**Material shown:**
:::::

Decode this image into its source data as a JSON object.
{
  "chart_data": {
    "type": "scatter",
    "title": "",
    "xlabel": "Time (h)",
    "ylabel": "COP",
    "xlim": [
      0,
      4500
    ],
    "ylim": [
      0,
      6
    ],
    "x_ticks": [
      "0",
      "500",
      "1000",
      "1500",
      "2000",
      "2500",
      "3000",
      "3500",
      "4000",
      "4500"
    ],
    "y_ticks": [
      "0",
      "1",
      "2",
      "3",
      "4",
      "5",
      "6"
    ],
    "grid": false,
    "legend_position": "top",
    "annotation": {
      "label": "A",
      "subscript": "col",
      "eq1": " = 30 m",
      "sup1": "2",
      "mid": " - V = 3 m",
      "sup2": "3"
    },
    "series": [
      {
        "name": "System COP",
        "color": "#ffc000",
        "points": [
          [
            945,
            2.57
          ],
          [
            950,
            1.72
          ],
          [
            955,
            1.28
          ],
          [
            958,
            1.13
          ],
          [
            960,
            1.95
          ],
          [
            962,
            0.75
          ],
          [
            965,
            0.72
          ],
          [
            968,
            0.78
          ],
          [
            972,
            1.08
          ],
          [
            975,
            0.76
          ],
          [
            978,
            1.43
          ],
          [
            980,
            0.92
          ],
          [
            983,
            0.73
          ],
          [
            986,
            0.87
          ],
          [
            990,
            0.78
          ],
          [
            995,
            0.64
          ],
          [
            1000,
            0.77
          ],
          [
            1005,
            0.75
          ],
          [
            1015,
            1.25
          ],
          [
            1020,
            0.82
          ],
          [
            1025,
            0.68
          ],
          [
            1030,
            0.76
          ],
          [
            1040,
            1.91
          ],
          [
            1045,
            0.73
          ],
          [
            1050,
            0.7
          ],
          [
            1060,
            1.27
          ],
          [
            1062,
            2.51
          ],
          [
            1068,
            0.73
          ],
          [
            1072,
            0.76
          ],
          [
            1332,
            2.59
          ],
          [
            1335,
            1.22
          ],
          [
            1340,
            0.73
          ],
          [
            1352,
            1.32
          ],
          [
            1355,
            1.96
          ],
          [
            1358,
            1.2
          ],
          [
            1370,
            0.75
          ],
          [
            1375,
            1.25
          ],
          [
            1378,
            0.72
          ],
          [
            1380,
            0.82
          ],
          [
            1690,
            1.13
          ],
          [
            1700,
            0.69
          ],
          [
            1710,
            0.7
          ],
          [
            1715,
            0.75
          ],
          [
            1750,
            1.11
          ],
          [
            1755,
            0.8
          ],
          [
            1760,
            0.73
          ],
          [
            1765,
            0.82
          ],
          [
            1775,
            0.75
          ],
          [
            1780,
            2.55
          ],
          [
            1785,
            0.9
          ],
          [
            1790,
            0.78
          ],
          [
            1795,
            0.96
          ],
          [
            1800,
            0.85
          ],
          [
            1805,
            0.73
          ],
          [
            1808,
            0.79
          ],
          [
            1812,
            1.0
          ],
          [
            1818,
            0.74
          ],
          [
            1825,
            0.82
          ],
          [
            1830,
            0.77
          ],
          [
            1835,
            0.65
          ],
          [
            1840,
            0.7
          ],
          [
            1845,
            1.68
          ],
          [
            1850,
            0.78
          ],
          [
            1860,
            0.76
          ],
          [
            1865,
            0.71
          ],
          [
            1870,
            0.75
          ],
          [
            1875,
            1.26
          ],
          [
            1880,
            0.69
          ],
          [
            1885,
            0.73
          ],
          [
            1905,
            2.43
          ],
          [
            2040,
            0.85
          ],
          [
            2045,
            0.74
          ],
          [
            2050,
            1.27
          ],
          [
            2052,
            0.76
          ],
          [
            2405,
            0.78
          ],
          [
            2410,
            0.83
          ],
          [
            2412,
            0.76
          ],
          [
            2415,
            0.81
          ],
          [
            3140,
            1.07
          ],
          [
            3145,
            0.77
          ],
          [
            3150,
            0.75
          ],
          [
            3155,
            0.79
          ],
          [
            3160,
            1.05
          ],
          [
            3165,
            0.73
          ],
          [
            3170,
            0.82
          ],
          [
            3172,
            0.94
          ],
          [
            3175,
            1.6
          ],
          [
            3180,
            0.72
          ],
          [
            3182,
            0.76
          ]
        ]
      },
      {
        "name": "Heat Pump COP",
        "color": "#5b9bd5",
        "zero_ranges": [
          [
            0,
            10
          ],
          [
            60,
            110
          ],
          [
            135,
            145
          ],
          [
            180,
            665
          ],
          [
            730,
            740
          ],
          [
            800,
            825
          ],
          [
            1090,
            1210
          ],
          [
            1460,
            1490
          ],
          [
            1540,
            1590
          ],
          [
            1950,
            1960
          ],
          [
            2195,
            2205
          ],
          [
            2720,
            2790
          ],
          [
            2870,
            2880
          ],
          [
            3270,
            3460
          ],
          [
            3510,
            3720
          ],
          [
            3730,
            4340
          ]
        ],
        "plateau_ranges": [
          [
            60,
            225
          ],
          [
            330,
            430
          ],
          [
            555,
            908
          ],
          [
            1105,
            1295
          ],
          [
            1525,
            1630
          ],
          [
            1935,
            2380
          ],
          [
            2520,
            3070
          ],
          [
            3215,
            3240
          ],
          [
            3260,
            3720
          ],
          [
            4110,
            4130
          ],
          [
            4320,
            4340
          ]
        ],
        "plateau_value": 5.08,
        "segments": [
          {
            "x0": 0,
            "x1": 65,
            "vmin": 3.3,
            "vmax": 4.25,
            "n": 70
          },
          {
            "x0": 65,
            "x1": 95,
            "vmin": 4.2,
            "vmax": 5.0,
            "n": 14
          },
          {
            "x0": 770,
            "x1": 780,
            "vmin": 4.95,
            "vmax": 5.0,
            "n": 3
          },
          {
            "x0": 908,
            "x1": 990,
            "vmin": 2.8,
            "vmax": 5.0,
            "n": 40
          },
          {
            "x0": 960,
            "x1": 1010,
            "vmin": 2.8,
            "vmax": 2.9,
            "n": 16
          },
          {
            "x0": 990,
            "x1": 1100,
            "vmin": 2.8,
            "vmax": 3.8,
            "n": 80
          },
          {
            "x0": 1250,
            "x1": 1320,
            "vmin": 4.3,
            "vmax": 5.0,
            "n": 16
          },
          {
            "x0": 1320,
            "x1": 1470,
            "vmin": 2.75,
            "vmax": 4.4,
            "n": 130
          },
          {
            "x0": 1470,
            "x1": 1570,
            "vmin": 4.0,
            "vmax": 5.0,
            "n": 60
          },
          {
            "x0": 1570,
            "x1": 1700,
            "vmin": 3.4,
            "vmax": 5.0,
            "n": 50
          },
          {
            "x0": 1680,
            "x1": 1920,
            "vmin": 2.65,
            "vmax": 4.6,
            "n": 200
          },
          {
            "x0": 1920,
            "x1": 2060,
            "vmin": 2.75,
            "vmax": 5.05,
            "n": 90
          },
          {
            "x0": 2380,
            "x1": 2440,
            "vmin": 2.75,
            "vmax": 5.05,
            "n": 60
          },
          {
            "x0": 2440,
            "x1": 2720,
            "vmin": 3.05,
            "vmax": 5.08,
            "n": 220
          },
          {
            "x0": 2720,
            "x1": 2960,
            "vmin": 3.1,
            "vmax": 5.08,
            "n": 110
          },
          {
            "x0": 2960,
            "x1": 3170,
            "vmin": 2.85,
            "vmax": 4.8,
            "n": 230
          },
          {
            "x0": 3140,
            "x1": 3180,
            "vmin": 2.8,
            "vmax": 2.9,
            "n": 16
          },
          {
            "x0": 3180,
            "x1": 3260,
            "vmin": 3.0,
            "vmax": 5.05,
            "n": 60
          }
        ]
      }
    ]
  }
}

:::::

**Given instruction:**
Reproduce each line verbatim.

**Result:**
Decode this image into its source data as a JSON object.
{
  "chart_data": {
    "type": "scatter",
    "title": "",
    "xlabel": "Time (h)",
    "ylabel": "COP",
    "xlim": [
      0,
      4500
    ],
    "ylim": [
      0,
      6
    ],
    "x_ticks": [
      "0",
      "500",
      "1000",
      "1500",
      "2000",
      "2500",
      "3000",
      "3500",
      "4000",
      "4500"
    ],
    "y_ticks": [
      "0",
      "1",
      "2",
      "3",
      "4",
      "5",
      "6"
    ],
    "grid": false,
    "legend_position": "top",
    "annotation": {
      "label": "A",
      "subscript": "col",
      "eq1": " = 30 m",
      "sup1": "2",
      "mid": " - V = 3 m",
      "sup2": "3"
    },
    "series": [
      {
        "name": "System COP",
        "color": "#ffc000",
        "points": [
          [
            945,
            2.57
          ],
          [
            950,
            1.72
          ],
          [
            955,
            1.28
          ],
          [
            958,
            1.13
          ],
          [
            960,
            1.95
          ],
          [
            962,
            0.75
          ],
          [
            965,
            0.72
          ],
          [
            968,
            0.78
          ],
          [
            972,
            1.08
          ],
          [
            975,
            0.76
          ],
          [
            978,
            1.43
          ],
          [
            980,
            0.92
          ],
          [
            983,
            0.73
          ],
          [
            986,
            0.87
          ],
          [
            990,
            0.78
          ],
          [
            995,
            0.64
          ],
          [
            1000,
            0.77
          ],
          [
            1005,
            0.75
          ],
          [
            1015,
            1.25
          ],
          [
            1020,
            0.82
          ],
          [
            1025,
            0.68
          ],
          [
            1030,
            0.76
          ],
          [
            1040,
            1.91
          ],
          [
            1045,
            0.73
          ],
          [
            1050,
            0.7
          ],
          [
            1060,
            1.27
          ],
          [
            1062,
            2.51
          ],
          [
            1068,
            0.73
          ],
          [
            1072,
            0.76
          ],
          [
            1332,
            2.59
          ],
          [
            1335,
            1.22
          ],
          [
            1340,
            0.73
          ],
          [
            1352,
            1.32
          ],
          [
            1355,
            1.96
          ],
          [
            1358,
            1.2
          ],
          [
            1370,
            0.75
          ],
          [
            1375,
            1.25
          ],
          [
            1378,
            0.72
          ],
          [
            1380,
            0.82
          ],
          [
            1690,
            1.13
          ],
          [
            1700,
            0.69
          ],
          [
            1710,
            0.7
          ],
          [
            1715,
            0.75
          ],
          [
            1750,
            1.11
          ],
          [
            1755,
            0.8
          ],
          [
            1760,
            0.73
          ],
          [
            1765,
            0.82
          ],
          [
            1775,
            0.75
          ],
          [
            1780,
            2.55
          ],
          [
            1785,
            0.9
          ],
          [
            1790,
            0.78
          ],
          [
            1795,
            0.96
          ],
          [
            1800,
            0.85
          ],
          [
            1805,
            0.73
          ],
          [
            1808,
            0.79
          ],
          [
            1812,
            1.0
          ],
          [
            1818,
            0.74
          ],
          [
            1825,
            0.82
          ],
          [
            1830,
            0.77
          ],
          [
            1835,
            0.65
          ],
          [
            1840,
            0.7
          ],
          [
            1845,
            1.68
          ],
          [
            1850,
            0.78
          ],
          [
            1860,
            0.76
          ],
          [
            1865,
            0.71
          ],
          [
            1870,
            0.75
          ],
          [
            1875,
            1.26
          ],
          [
            1880,
            0.69
          ],
          [
            1885,
            0.73
          ],
          [
            1905,
            2.43
          ],
          [
            2040,
            0.85
          ],
          [
            2045,
            0.74
          ],
          [
            2050,
            1.27
          ],
          [
            2052,
            0.76
          ],
          [
            2405,
            0.78
          ],
          [
            2410,
            0.83
          ],
          [
            2412,
            0.76
          ],
          [
            2415,
            0.81
          ],
          [
            3140,
            1.07
          ],
          [
            3145,
            0.77
          ],
          [
            3150,
            0.75
          ],
          [
            3155,
            0.79
          ],
          [
            3160,
            1.05
          ],
          [
            3165,
            0.73
          ],
          [
            3170,
            0.82
          ],
          [
            3172,
            0.94
          ],
          [
            3175,
            1.6
          ],
          [
            3180,
            0.72
          ],
          [
            3182,
            0.76
          ]
        ]
      },
      {
        "name": "Heat Pump COP",
        "color": "#5b9bd5",
        "zero_ranges": [
          [
            0,
            10
          ],
          [
            60,
            110
          ],
          [
            135,
            145
          ],
          [
            180,
            665
          ],
          [
            730,
            740
          ],
          [
            800,
            825
          ],
          [
            1090,
            1210
          ],
          [
            1460,
            1490
          ],
          [
            1540,
            1590
          ],
          [
            1950,
            1960
          ],
          [
            2195,
            2205
          ],
          [
            2720,
            2790
          ],
          [
            2870,
            2880
          ],
          [
            3270,
            3460
          ],
          [
            3510,
            3720
          ],
          [
            3730,
            4340
          ]
        ],
        "plateau_ranges": [
          [
            60,
            225
          ],
          [
            330,
            430
          ],
          [
            555,
            908
          ],
          [
            1105,
            1295
          ],
          [
            1525,
            1630
          ],
          [
            1935,
            2380
          ],
          [
            2520,
            3070
          ],
          [
            3215,
            3240
          ],
          [
            3260,
            3720
          ],
          [
            4110,
            4130
          ],
          [
            4320,
            4340
          ]
        ],
        "plateau_value": 5.08,
        "segments": [
          {
            "x0": 0,
            "x1": 65,
            "vmin": 3.3,
            "vmax": 4.25,
            "n": 70
          },
          {
            "x0": 65,
            "x1": 95,
            "vmin": 4.2,
            "vmax": 5.0,
            "n": 14
          },
          {
            "x0": 770,
            "x1": 780,
            "vmin": 4.95,
            "vmax": 5.0,
            "n": 3
          },
          {
            "x0": 908,
            "x1": 990,
            "vmin": 2.8,
            "vmax": 5.0,
            "n": 40
          },
          {
            "x0": 960,
            "x1": 1010,
            "vmin": 2.8,
            "vmax": 2.9,
            "n": 16
          },
          {
            "x0": 990,
            "x1": 1100,
            "vmin": 2.8,
            "vmax": 3.8,
            "n": 80
          },
          {
            "x0": 1250,
            "x1": 1320,
            "vmin": 4.3,
            "vmax": 5.0,
            "n": 16
          },
          {
            "x0": 1320,
            "x1": 1470,
            "vmin": 2.75,
            "vmax": 4.4,
            "n": 130
          },
          {
            "x0": 1470,
            "x1": 1570,
            "vmin": 4.0,
            "vmax": 5.0,
            "n": 60
          },
          {
            "x0": 1570,
            "x1": 1700,
            "vmin": 3.4,
            "vmax": 5.0,
            "n": 50
          },
          {
            "x0": 1680,
            "x1": 1920,
            "vmin": 2.65,
            "vmax": 4.6,
            "n": 200
          },
          {
            "x0": 1920,
            "x1": 2060,
            "vmin": 2.75,
            "vmax": 5.05,
            "n": 90
          },
          {
            "x0": 2380,
            "x1": 2440,
            "vmin": 2.75,
            "vmax": 5.05,
            "n": 60
          },
          {
            "x0": 2440,
            "x1": 2720,
            "vmin": 3.05,
            "vmax": 5.08,
            "n": 220
          },
          {
            "x0": 2720,
            "x1": 2960,
            "vmin": 3.1,
            "vmax": 5.08,
            "n": 110
          },
          {
            "x0": 2960,
            "x1": 3170,
            "vmin": 2.85,
            "vmax": 4.8,
            "n": 230
          },
          {
            "x0": 3140,
            "x1": 3180,
            "vmin": 2.8,
            "vmax": 2.9,
            "n": 16
          },
          {
            "x0": 3180,
            "x1": 3260,
            "vmin": 3.0,
            "vmax": 5.05,
            "n": 60
          }
        ]
      }
    ]
  }
}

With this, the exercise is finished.